BEGIN Text excerpt

Isoconversional method was applied to the isothermal TG data which indicates that the decomposition of these complexes is not simple, as indicated by model fitting methods. Values of E for these complexes are found to vary with α as we have just observed that the removal of different moieties accounted to different alpha values in different steps. Figure 12 represents the dependencies of activation energies. Kinetic analysis performed by isoconversional method on isothermal TG data is consistent with the fact that thermal decomposition of these complexes has initial overall activation energy of 24, 27, and 29 kJ mol−1, respectively. These values changes with the extent of conversion to about 7, 11, and 6 kJ mol−1, respectively, for cerium, praseodymium, and neodymium complexes at the end of reactions. For these complexes, variation of E is due to the predominance of exothermic changes over endothermic changes. However, the variation of activation energy with extent of conversion is changing at every stage, which might be the result of many competing effects and is very difficult to correlate particular activation energy for a particular process in the thermolysis of these big molecules.

Moreover, these complexes have been found to be stable at room temperature but, it has been found that when subjected to sudden high temperature they ignite.

Following equation was used by Freeman and Gorden [40] to evaluate the pre-ignition reactions:

$$ {\text{d}}Q_{\text{H}} /{\text{d}}t = {\text{d}}_{\text{H}} /{\text{d}}t-{\text{d}}q/{\text{d}}t $$
(6)

where dQ H/dt is the net rate of heat gain in the system, dH/dt is the rate of heat produced by pre-ignition reactions, dq/dt is the rate of heat dissipation. They used the above equation and established the following equation which correlates ignition delay i.e., t id, heat of activation and temperature [40]

$$ t_{\text{id}} = {{A\text{e}}}^{\Updelta {\text{H}^{*}}/\text{RT}} $$
(7)

END Text excerpt

> Exercise brief
Continue the text excerpt on the thermal decomposition and ignition of the cerium, praseodymium, and neodymium complexes from the point at which it stops.

BEGIN Information given

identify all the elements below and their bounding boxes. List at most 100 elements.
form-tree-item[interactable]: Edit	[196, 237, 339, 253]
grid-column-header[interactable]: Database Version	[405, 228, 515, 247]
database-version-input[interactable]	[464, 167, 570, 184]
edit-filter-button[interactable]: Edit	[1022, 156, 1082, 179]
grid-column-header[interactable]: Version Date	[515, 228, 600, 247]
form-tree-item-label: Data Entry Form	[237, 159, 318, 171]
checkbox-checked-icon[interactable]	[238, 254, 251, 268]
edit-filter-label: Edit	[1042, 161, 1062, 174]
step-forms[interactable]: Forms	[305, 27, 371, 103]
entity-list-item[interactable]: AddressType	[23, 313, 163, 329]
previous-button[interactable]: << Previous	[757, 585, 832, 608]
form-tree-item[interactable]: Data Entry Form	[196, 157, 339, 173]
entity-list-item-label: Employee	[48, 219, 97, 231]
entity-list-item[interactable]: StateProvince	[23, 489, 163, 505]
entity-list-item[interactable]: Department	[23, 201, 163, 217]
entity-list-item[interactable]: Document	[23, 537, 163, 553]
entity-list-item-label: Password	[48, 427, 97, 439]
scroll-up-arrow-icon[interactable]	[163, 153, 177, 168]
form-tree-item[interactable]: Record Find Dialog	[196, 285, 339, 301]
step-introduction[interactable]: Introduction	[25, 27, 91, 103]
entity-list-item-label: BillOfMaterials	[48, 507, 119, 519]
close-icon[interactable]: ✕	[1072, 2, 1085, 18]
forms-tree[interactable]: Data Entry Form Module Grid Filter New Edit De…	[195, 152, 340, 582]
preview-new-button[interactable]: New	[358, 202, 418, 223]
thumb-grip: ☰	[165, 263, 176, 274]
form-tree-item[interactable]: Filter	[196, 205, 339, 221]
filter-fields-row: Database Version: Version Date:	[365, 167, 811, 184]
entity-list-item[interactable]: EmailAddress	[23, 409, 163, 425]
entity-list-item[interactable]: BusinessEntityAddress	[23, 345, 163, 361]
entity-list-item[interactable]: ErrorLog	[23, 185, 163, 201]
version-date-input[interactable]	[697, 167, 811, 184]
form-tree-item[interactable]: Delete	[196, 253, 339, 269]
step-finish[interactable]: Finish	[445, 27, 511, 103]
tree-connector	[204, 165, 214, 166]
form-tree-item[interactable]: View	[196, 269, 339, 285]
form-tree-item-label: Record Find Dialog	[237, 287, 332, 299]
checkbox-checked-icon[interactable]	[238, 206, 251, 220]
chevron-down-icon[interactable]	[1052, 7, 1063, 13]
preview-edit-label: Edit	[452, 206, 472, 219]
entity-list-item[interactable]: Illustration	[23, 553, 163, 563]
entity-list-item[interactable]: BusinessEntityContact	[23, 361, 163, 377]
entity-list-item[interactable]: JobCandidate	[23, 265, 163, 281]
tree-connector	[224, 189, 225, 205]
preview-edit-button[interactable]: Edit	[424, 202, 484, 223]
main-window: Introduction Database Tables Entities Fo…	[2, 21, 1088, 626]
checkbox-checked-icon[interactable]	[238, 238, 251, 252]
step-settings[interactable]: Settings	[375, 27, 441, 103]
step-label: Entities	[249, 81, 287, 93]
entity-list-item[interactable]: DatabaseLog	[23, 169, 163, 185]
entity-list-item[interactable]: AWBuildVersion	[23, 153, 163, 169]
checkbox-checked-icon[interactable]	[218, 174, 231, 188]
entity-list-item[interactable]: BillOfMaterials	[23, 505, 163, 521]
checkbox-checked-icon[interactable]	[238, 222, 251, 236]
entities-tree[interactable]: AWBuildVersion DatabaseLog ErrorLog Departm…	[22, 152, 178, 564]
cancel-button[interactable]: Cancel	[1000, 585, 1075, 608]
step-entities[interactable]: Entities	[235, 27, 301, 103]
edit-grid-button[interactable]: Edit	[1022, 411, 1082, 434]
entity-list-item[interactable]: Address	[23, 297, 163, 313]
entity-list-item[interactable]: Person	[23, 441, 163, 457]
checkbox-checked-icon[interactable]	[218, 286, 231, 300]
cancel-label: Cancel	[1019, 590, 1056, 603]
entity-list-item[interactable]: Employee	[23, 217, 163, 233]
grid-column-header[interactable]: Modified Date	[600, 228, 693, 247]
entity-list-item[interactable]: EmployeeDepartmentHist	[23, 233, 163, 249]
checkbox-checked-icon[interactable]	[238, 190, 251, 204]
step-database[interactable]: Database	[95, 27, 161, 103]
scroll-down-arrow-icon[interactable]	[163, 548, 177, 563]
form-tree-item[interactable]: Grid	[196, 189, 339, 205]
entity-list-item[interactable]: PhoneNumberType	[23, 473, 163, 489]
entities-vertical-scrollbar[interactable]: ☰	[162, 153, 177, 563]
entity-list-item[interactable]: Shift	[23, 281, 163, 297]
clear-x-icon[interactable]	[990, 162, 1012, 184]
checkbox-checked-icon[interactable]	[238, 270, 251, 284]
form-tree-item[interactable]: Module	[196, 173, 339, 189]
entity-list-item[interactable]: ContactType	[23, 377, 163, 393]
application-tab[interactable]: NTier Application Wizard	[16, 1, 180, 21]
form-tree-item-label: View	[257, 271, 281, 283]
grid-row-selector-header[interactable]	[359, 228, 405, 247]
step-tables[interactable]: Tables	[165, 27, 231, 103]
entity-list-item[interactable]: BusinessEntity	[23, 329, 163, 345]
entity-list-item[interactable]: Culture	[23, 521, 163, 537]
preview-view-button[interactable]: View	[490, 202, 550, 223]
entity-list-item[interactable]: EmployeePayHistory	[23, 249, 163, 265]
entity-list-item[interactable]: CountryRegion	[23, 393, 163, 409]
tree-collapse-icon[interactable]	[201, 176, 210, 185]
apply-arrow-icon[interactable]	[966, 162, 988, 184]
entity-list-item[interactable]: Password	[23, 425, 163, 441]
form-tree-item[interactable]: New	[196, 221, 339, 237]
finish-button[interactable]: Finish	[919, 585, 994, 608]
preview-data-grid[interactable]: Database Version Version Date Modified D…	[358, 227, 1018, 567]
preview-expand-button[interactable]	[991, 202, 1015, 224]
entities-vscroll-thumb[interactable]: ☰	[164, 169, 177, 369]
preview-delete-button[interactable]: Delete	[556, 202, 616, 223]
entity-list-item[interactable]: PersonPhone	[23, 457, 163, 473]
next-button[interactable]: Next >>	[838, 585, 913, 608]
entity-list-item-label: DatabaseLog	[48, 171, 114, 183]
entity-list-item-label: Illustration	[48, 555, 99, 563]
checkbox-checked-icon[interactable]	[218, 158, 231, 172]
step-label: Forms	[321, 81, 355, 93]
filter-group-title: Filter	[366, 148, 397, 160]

END Information given

> Response to this task
where ∆H * is the heat of activation and is approximately equal to activation energy (E *). If the activities of the reactants do not change significantly during pre-ignition reactions, the log of the time of ignition should be a linear function of the reciprocal of the absolute temperature and the relation comes out to be as given in Eq. (7).

In addition evolution of gases takes place before ignition and reddish brown (CeO2), dark reddish brown (Pr6O11), and light blue color (Nd6O11) solid residues are left in the ignition tubes. Values of ignition delay and activation energies for ignition in the temperature range 350–430 °C are tabulated in Table 5. Here, the values of energy of E * for Ce, Pr, and Nd complexes are, respectively, 11.5, 11.2, and 11.3 kJ mol−1. Ignition becomes inconsistent (no flame appears i.e., do not ignite) before 350 °C (Table 5). The ignition delay depends exponentially on temperature (as mentioned in Eq. 7). On the basis of these assumptions a plot of ln t id against 1/T has been made which is depicted in Fig. 13. The process of ignition [41] can never be treated as steady-state, since it is a transient process before sustained combustion. It is obvious that these values of activation energies are almost equal and there is no any significant difference among E * for all the complexes. But E a values obtained from the kinetic analysis in the temperature range 230–290 °C suggest that there could be thermal stability order. Henceforth, on the basis of these activation energy values (obtained from the kinetic analysis) the thermal stability of praseodymium complex is more than the cerium complex and this in term is stable than neodymium complex. For these complexes difference in the activation energies (E a) obtained from kinetic analysis is much greater than those obtained from ignition delay (E *). This is due to the differences in temperatures in both the studies.

Conclusions

Newly prepared cerium and neodymium complexes are nine coordinated, whereas praseodymium complex contains two type of Pr atom, first is ten coordinated and second is nine coordinated. TG studies show that these follow multistep decomposition to form CeO2, Pr6O11, and Nd6O11 as end product which was confirmed by their XRD patterns. Activation energies obtained from kinetic analysis (E a for isothermal decomposition) suggest that praseodymium complex was found to be more stable than cerium and neodymium.